## Supplied text
|---|

I have repeatedly predicted that Google will expand its promotion of the Google Checkout program this year. Well, it seems they’re hastening the pace. Google is now offering $1 referral fees for people who forward them new Google Checkout users. google is giving away moneyThe users you refer get a $10 discount. That means for the first purchase a user makes, Google loses out on $11! Not only that, but Google Checkout is currently free to stores that support it, costing Google another chunk of fees for credit card processing.

As I’ve asked before, what other product has Google marketed so aggressively, paying out everybody in the financial chain? Right now, Google is doing a land grab with Google Checkout, and its primary competitor is the already entrenched payment processors such as PayPal, 2Checkout, and even Amazon. If you’ve ever used the service, it’s pretty much like Google’s version of Amazon’s checkout system, except it works on any site that supports it.

|---|

## Information
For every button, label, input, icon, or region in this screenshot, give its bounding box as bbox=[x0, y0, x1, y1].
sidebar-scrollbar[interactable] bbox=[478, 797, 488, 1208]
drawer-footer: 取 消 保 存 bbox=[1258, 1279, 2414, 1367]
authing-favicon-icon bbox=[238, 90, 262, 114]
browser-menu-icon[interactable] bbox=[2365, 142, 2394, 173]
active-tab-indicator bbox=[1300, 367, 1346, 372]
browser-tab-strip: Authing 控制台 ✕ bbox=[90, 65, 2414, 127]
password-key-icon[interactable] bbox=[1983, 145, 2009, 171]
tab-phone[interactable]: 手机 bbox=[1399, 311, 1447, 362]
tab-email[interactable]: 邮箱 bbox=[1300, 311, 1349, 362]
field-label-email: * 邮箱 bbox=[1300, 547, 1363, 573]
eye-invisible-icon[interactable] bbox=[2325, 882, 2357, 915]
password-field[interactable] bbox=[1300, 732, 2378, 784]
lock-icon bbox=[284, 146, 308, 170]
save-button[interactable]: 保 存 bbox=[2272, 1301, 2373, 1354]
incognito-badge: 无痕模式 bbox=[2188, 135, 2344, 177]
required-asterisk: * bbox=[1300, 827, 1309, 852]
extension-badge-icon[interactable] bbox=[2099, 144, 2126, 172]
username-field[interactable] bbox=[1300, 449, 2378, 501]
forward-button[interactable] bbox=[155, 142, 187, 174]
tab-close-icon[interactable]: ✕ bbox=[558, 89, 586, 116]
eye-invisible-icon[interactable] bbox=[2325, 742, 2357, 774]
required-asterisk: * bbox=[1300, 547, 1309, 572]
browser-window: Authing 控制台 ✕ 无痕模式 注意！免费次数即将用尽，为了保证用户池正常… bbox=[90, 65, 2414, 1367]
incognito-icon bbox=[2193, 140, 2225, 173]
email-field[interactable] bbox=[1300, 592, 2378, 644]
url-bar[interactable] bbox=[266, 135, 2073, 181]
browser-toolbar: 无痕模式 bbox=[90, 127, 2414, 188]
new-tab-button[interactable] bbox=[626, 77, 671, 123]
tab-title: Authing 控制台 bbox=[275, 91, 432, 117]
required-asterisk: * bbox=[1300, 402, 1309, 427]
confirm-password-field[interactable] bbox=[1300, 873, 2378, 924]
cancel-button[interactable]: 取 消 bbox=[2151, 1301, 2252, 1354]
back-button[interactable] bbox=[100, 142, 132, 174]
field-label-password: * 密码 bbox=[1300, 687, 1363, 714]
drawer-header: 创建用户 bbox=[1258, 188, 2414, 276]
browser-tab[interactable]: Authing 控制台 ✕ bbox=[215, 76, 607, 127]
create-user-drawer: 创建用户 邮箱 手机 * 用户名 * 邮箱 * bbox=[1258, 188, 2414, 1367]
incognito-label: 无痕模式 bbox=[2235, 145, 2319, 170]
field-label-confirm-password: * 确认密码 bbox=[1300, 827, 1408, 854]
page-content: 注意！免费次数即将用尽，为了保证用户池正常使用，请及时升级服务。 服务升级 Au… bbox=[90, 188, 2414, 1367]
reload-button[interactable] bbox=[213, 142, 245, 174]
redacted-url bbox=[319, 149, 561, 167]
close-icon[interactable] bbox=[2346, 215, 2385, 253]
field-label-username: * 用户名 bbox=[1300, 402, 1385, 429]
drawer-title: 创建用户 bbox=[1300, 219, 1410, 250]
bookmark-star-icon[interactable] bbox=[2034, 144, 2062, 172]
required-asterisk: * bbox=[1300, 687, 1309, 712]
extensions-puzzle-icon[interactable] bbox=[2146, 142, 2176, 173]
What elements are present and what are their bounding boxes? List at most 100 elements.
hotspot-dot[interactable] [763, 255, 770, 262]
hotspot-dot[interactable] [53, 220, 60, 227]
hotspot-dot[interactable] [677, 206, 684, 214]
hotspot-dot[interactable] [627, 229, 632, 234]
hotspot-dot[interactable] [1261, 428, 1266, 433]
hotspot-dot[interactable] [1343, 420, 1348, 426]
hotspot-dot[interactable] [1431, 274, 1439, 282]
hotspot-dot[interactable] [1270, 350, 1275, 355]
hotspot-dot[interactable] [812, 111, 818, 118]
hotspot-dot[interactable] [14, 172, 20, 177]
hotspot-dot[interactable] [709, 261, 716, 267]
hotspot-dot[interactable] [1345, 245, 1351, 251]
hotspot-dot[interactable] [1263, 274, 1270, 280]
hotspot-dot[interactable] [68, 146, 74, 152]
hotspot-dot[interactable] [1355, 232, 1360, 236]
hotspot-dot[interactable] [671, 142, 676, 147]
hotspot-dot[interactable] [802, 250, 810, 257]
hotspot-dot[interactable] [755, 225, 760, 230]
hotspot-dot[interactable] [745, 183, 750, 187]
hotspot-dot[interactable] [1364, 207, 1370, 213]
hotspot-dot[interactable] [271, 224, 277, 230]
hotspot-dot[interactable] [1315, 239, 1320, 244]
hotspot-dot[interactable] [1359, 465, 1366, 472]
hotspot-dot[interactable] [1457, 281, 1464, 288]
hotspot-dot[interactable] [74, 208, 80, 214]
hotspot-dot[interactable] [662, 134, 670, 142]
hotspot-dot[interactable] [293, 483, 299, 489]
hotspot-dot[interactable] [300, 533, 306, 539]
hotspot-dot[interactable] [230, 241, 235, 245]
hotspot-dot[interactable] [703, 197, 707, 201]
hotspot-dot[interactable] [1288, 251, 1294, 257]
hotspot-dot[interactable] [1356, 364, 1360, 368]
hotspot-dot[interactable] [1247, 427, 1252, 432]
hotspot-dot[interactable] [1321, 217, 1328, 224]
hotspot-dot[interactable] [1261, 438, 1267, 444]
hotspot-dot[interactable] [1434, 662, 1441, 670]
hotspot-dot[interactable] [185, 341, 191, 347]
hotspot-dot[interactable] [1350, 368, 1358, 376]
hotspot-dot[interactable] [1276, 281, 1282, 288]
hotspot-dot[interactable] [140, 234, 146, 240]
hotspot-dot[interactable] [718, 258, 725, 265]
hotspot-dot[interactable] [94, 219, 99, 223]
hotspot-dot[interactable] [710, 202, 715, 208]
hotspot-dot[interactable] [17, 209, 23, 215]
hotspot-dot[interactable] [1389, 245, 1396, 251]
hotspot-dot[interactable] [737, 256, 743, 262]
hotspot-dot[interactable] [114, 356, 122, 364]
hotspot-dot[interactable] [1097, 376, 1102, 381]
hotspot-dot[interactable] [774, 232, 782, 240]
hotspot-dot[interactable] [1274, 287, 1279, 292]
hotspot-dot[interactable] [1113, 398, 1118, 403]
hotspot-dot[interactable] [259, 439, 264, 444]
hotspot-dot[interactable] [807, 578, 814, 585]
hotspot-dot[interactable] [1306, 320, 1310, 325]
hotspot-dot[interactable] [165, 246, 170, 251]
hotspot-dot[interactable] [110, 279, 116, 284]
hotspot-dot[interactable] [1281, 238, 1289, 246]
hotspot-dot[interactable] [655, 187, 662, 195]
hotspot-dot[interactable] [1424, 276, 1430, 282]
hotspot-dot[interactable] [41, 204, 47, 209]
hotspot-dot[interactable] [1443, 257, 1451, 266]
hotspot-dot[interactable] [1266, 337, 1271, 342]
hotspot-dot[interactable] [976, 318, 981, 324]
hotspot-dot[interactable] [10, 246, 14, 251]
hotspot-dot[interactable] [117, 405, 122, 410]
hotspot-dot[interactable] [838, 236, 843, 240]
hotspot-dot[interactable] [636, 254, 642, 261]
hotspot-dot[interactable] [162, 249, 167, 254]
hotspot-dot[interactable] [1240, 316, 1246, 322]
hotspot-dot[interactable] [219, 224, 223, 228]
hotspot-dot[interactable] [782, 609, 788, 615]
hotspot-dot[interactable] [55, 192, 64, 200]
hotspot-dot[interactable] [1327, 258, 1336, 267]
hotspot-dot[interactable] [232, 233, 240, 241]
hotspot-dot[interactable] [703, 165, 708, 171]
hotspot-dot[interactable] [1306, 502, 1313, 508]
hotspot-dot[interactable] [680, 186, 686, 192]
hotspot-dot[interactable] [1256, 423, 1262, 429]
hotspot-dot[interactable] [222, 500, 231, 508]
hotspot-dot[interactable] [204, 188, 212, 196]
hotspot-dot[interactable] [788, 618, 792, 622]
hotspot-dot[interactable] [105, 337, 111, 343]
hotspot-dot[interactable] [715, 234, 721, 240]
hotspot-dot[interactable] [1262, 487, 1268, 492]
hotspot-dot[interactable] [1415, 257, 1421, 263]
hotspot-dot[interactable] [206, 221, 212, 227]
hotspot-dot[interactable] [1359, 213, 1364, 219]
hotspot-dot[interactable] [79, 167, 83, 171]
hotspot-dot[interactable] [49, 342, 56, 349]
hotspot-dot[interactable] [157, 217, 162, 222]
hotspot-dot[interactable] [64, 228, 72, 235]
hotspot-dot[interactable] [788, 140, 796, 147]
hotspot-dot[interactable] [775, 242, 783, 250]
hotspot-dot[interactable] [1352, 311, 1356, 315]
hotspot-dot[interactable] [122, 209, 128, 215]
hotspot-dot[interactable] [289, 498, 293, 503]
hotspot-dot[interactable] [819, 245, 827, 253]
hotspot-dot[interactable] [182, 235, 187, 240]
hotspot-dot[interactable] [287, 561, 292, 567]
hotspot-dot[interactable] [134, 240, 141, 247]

|---|

## Work instructions
1. According to the passage on Google Checkout, which payment processors are the program's already entrenched competitors?
2. Write out the part of the passage on Google Checkout starting at "As I’ve asked" and ending at "that supports it.".

## Answers to the problems
1. PayPal, 2Checkout, and Amazon.

2.
As I’ve asked before, what other product has Google marketed so aggressively, paying out everybody in the financial chain? Right now, Google is doing a land grab with Google Checkout, and its primary competitor is the already entrenched payment processors such as PayPal, 2Checkout, and even Amazon. If you’ve ever used the service, it’s pretty much like Google’s version of Amazon’s checkout system, except it works on any site that supports it.